--- BEGIN Records for the exercise ---
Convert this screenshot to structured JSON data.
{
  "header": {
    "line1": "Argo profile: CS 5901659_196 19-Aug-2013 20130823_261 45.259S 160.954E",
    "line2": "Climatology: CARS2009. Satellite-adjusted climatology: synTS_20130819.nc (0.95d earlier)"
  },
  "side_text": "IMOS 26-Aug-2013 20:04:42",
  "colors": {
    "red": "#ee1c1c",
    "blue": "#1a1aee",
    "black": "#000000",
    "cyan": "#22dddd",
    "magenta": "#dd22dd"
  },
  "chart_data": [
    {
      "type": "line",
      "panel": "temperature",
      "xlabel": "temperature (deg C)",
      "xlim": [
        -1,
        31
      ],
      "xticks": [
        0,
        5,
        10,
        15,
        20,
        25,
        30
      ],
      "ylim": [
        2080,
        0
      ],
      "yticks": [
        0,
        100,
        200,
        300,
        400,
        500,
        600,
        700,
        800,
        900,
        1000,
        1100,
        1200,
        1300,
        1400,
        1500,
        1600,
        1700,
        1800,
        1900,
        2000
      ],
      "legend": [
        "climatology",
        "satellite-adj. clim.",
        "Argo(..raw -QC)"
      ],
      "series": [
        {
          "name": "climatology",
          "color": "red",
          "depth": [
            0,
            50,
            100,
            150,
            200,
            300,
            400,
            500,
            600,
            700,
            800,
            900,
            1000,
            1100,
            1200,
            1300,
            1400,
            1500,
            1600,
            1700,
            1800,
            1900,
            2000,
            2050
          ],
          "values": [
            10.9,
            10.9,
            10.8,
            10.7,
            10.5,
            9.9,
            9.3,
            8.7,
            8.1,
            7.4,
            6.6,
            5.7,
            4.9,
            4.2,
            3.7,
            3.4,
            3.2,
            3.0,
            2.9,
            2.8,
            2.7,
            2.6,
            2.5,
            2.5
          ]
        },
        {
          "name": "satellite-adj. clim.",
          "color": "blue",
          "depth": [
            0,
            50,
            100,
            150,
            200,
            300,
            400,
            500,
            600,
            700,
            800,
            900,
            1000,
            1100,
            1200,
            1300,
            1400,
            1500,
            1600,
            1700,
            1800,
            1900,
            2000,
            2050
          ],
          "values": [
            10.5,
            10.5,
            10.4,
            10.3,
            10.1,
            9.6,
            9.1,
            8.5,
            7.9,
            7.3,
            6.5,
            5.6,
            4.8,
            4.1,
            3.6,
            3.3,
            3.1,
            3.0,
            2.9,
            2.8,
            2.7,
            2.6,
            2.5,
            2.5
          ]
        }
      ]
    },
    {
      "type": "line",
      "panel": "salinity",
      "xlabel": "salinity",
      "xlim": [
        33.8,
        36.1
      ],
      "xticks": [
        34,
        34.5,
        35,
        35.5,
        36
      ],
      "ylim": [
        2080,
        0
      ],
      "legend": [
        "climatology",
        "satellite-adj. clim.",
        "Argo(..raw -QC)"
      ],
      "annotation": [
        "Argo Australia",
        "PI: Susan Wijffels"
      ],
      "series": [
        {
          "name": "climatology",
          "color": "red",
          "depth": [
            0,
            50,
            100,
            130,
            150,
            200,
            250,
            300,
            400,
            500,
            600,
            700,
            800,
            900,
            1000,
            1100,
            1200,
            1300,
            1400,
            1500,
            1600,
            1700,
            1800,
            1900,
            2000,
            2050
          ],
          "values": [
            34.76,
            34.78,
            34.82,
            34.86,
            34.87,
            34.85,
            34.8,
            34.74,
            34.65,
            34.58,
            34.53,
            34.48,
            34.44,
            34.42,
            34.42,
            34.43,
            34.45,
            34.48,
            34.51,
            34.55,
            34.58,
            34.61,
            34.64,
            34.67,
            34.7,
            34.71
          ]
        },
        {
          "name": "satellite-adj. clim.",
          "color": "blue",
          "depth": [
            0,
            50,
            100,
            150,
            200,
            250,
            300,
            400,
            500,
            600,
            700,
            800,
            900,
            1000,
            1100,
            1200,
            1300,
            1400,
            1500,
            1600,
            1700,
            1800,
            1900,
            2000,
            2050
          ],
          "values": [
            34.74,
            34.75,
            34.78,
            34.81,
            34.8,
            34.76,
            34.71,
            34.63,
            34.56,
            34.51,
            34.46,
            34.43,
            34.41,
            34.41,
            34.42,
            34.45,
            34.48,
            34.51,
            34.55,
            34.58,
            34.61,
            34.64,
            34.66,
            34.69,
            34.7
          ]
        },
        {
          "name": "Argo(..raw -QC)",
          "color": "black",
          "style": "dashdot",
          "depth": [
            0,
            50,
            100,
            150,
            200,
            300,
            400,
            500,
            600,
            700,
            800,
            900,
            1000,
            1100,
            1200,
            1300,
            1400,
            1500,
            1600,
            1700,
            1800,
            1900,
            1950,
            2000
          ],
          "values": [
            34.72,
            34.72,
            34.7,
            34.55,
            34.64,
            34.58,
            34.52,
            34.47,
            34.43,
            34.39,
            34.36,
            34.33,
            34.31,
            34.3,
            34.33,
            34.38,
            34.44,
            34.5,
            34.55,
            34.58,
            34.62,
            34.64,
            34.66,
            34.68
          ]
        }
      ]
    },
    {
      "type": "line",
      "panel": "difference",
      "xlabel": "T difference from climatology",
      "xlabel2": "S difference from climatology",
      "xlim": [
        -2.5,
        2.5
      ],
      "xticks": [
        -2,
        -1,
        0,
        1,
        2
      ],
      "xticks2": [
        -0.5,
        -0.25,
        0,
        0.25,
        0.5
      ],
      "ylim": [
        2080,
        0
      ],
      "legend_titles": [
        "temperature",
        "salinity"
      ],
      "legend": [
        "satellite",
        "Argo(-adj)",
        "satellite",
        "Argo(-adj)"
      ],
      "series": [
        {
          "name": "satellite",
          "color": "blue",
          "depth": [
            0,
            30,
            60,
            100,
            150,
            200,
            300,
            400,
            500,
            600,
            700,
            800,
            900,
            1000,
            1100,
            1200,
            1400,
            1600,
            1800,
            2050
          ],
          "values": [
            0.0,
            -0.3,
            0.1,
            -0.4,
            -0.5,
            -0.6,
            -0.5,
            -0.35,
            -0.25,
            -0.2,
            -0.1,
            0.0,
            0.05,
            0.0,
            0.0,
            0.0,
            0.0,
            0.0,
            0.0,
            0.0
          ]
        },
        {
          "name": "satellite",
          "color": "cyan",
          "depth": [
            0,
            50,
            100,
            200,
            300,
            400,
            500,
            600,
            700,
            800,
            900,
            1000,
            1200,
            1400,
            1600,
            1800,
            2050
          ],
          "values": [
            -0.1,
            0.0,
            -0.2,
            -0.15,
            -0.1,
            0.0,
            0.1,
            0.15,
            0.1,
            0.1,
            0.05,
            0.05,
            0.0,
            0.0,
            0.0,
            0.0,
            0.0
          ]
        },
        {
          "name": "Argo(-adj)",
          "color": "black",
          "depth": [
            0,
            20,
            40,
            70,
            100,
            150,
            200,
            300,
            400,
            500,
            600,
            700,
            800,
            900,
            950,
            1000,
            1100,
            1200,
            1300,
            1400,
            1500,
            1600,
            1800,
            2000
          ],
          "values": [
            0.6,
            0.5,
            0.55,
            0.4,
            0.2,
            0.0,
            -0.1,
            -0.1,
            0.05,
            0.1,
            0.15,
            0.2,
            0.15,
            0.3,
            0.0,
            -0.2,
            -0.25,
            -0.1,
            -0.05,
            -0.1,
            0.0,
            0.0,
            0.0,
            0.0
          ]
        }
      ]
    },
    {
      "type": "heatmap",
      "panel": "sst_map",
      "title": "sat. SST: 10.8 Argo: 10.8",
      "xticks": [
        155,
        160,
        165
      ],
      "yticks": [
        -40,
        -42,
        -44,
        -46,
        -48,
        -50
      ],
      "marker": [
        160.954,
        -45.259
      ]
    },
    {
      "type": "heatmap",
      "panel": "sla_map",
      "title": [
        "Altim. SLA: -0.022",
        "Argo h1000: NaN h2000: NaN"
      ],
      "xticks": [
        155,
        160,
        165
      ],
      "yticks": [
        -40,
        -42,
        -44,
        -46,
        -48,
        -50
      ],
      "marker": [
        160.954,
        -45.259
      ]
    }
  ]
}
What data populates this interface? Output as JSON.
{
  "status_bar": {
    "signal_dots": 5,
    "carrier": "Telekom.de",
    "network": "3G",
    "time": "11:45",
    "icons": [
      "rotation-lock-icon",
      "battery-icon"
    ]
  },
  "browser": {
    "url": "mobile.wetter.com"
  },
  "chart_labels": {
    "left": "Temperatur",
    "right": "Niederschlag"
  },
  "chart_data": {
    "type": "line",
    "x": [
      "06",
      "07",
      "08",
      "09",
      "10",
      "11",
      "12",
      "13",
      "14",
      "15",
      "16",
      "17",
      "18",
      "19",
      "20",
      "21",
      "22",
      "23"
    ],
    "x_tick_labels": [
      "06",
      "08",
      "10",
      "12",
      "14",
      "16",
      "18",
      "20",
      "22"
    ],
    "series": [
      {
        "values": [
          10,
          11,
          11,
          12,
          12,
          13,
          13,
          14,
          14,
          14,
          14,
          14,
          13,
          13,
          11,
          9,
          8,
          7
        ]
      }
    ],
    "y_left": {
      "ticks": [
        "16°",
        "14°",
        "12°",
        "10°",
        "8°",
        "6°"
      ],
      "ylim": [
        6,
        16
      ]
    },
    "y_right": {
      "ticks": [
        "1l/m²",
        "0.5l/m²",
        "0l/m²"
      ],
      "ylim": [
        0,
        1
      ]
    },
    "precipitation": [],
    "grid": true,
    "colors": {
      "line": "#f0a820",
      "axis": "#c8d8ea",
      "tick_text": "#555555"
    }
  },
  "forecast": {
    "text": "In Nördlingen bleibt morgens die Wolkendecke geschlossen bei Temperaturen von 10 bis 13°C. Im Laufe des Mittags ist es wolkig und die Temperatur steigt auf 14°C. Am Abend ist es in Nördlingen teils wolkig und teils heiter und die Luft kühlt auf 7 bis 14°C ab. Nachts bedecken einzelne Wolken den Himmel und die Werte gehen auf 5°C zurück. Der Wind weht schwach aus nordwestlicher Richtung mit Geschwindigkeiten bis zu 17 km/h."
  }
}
--- END Records for the exercise ---
§ **Objective**: Write the number of lines containing the word "difference" and nothing besides it.

§ **Finished answer**: 3